*** Entries supplied
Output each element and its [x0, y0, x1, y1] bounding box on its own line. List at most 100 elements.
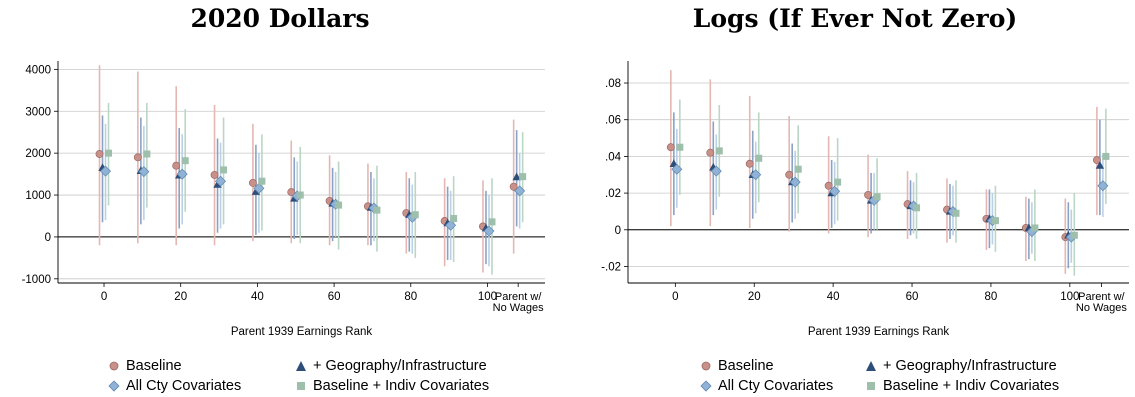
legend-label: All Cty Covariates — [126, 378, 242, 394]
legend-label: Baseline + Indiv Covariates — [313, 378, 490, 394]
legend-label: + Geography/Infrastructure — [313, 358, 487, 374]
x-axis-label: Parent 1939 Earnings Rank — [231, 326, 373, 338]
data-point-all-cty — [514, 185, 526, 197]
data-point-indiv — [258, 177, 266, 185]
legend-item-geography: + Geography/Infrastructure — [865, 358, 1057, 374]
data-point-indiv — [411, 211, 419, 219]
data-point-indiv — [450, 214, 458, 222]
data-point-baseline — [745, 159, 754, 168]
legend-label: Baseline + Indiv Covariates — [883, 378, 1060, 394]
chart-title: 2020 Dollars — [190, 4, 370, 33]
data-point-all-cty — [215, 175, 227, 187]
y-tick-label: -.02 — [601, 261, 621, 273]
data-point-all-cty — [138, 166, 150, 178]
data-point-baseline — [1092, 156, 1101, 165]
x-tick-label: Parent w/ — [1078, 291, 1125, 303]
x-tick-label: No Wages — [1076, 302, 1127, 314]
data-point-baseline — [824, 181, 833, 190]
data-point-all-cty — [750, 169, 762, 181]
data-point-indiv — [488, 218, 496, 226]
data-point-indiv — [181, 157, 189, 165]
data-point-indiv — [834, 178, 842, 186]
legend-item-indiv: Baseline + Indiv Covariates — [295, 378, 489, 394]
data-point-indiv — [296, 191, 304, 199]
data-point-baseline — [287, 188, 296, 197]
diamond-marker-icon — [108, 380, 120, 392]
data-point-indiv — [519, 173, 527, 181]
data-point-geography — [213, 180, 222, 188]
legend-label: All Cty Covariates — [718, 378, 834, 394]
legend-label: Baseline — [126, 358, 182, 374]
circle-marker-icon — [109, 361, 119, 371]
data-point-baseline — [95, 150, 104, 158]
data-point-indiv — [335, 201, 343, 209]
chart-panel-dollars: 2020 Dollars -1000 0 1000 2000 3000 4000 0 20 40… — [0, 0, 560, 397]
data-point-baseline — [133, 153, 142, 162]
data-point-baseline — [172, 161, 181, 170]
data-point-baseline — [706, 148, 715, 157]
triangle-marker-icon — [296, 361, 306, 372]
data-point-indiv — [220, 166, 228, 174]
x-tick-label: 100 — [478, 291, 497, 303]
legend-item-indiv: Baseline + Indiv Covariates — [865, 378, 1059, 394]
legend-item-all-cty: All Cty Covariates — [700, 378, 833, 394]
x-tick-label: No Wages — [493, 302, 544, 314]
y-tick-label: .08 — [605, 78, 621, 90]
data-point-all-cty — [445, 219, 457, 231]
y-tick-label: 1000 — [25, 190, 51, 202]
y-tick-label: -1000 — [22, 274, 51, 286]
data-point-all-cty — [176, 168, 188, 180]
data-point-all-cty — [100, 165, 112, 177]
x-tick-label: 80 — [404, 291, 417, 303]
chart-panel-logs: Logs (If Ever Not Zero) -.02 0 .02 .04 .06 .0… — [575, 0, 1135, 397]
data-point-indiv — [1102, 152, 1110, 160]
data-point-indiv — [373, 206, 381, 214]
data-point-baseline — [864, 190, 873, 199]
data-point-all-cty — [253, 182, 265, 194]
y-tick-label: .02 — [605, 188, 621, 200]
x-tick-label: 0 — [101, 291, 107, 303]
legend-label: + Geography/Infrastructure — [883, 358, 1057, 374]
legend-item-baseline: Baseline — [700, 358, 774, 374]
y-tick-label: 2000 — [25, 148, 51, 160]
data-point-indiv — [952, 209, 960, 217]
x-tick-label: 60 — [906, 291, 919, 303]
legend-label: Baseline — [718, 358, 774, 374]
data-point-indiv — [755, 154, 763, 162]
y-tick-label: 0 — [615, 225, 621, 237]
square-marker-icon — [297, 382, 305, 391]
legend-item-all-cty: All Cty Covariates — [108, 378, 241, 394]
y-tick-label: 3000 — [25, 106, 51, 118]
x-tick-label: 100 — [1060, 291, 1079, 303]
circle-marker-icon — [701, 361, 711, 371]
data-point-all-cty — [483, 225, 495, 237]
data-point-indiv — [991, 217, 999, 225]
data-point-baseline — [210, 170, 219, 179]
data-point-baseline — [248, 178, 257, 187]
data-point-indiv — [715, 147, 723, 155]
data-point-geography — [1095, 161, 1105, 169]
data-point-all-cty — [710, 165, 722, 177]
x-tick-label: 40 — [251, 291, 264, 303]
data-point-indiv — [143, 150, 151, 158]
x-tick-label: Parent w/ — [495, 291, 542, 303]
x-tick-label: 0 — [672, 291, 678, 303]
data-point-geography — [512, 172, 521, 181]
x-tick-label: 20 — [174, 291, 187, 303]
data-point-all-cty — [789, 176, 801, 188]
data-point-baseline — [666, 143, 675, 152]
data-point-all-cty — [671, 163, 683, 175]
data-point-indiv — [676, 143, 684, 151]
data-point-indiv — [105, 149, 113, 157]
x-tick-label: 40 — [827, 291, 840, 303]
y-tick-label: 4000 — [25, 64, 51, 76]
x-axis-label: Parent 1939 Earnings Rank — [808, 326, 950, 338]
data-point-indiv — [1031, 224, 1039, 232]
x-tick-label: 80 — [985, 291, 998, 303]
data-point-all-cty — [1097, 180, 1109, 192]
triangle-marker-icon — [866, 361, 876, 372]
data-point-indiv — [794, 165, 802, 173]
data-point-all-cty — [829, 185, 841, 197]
******
*** Entries supplied
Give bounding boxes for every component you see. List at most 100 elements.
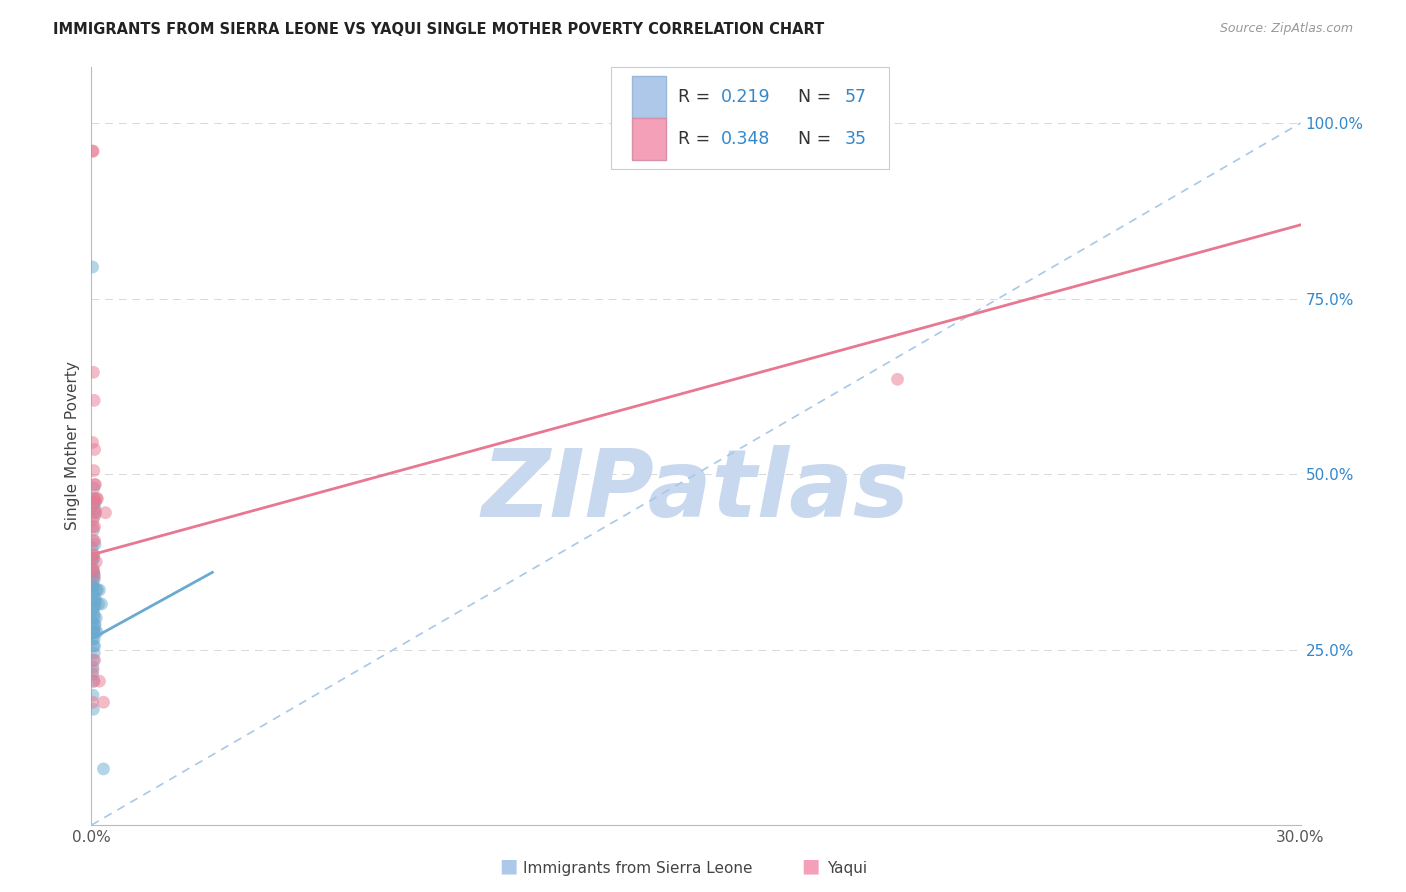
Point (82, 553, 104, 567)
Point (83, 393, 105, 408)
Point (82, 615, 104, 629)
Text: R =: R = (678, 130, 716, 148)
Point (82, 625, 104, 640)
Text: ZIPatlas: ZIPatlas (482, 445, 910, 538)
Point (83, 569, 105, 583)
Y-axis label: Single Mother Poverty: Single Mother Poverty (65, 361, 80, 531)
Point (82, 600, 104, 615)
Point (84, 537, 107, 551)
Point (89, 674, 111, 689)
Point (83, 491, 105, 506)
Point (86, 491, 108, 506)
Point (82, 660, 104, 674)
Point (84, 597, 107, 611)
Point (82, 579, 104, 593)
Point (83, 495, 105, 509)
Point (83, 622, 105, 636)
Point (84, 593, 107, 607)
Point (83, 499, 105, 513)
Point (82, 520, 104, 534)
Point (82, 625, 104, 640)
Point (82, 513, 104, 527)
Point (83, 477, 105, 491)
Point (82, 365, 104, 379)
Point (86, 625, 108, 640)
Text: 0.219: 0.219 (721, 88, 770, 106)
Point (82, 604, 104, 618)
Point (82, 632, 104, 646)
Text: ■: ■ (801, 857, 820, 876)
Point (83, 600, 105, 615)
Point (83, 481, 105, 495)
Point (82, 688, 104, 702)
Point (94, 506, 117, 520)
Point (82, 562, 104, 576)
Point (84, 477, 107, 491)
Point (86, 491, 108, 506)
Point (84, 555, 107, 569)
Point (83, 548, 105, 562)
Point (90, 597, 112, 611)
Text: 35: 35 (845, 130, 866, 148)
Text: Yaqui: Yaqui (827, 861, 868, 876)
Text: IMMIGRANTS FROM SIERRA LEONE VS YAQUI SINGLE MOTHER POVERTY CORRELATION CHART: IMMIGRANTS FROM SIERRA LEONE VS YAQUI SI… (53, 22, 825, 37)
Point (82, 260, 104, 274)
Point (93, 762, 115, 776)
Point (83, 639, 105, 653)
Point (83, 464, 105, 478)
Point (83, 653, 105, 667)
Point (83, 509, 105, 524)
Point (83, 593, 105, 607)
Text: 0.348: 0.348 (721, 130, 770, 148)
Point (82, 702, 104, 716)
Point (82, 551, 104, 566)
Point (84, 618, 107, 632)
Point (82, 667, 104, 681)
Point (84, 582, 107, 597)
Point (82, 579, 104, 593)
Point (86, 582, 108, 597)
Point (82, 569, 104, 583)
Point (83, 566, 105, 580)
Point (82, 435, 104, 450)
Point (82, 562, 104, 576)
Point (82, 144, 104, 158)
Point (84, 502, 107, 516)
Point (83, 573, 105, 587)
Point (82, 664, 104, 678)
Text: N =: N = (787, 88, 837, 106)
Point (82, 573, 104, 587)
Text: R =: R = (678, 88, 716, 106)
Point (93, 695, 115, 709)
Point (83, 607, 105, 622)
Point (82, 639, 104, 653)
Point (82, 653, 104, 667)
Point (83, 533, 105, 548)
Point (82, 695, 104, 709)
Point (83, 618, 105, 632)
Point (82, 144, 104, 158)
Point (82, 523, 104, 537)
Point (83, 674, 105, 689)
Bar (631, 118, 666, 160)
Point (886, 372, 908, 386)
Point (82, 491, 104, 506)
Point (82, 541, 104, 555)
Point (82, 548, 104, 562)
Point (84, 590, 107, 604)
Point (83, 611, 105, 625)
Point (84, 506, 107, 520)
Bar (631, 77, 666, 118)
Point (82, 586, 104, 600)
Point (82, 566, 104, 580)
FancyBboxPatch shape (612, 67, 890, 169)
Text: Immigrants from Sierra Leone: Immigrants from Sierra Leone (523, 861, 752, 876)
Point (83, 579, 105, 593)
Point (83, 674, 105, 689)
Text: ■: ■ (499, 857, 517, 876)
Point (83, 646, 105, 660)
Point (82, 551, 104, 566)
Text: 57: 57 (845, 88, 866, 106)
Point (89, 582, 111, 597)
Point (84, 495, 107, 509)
******
Lay out the records from the line with "Point (82, 553, 104, 567)" up to and including the line with "Point (90, 597, 112, 611)" as a Markdown table with columns "Row" and "Entry", leaving out any blank lines.

| Row | Entry |
|---|---|
| 1 | Point (82, 553, 104, 567) |
| 2 | Point (83, 393, 105, 408) |
| 3 | Point (82, 615, 104, 629) |
| 4 | Text: R =: R = (678, 130, 716, 148) |
| 5 | Point (82, 625, 104, 640) |
| 6 | Text: ZIPatlas: ZIPatlas (482, 445, 910, 538) |
| 7 | Point (83, 569, 105, 583) |
| 8 | Y-axis label: Single Mother Poverty: Single Mother Poverty (65, 361, 80, 531) |
| 9 | Point (82, 600, 104, 615) |
| 10 | Point (84, 537, 107, 551) |
| 11 | Point (89, 674, 111, 689) |
| 12 | Point (83, 491, 105, 506) |
| 13 | Point (86, 491, 108, 506) |
| 14 | Point (82, 660, 104, 674) |
| 15 | Point (84, 597, 107, 611) |
| 16 | Point (82, 579, 104, 593) |
| 17 | Point (83, 495, 105, 509) |
| 18 | Point (83, 622, 105, 636) |
| 19 | Point (84, 593, 107, 607) |
| 20 | Point (83, 499, 105, 513) |
| 21 | Point (82, 520, 104, 534) |
| 22 | Point (82, 625, 104, 640) |
| 23 | Point (82, 513, 104, 527) |
| 24 | Point (83, 477, 105, 491) |
| 25 | Point (82, 365, 104, 379) |
| 26 | Point (86, 625, 108, 640) |
| 27 | Text: 0.219: 0.219 (721, 88, 770, 106) |
| 28 | Point (82, 604, 104, 618) |
| 29 | Point (82, 632, 104, 646) |
| 30 | Text: ■: ■ (801, 857, 820, 876) |
| 31 | Point (83, 600, 105, 615) |
| 32 | Point (83, 481, 105, 495) |
| 33 | Point (82, 688, 104, 702) |
| 34 | Point (94, 506, 117, 520) |
| 35 | Point (82, 562, 104, 576) |
| 36 | Point (84, 477, 107, 491) |
| 37 | Point (86, 491, 108, 506) |
| 38 | Point (84, 555, 107, 569) |
| 39 | Point (83, 548, 105, 562) |
| 40 | Point (90, 597, 112, 611) |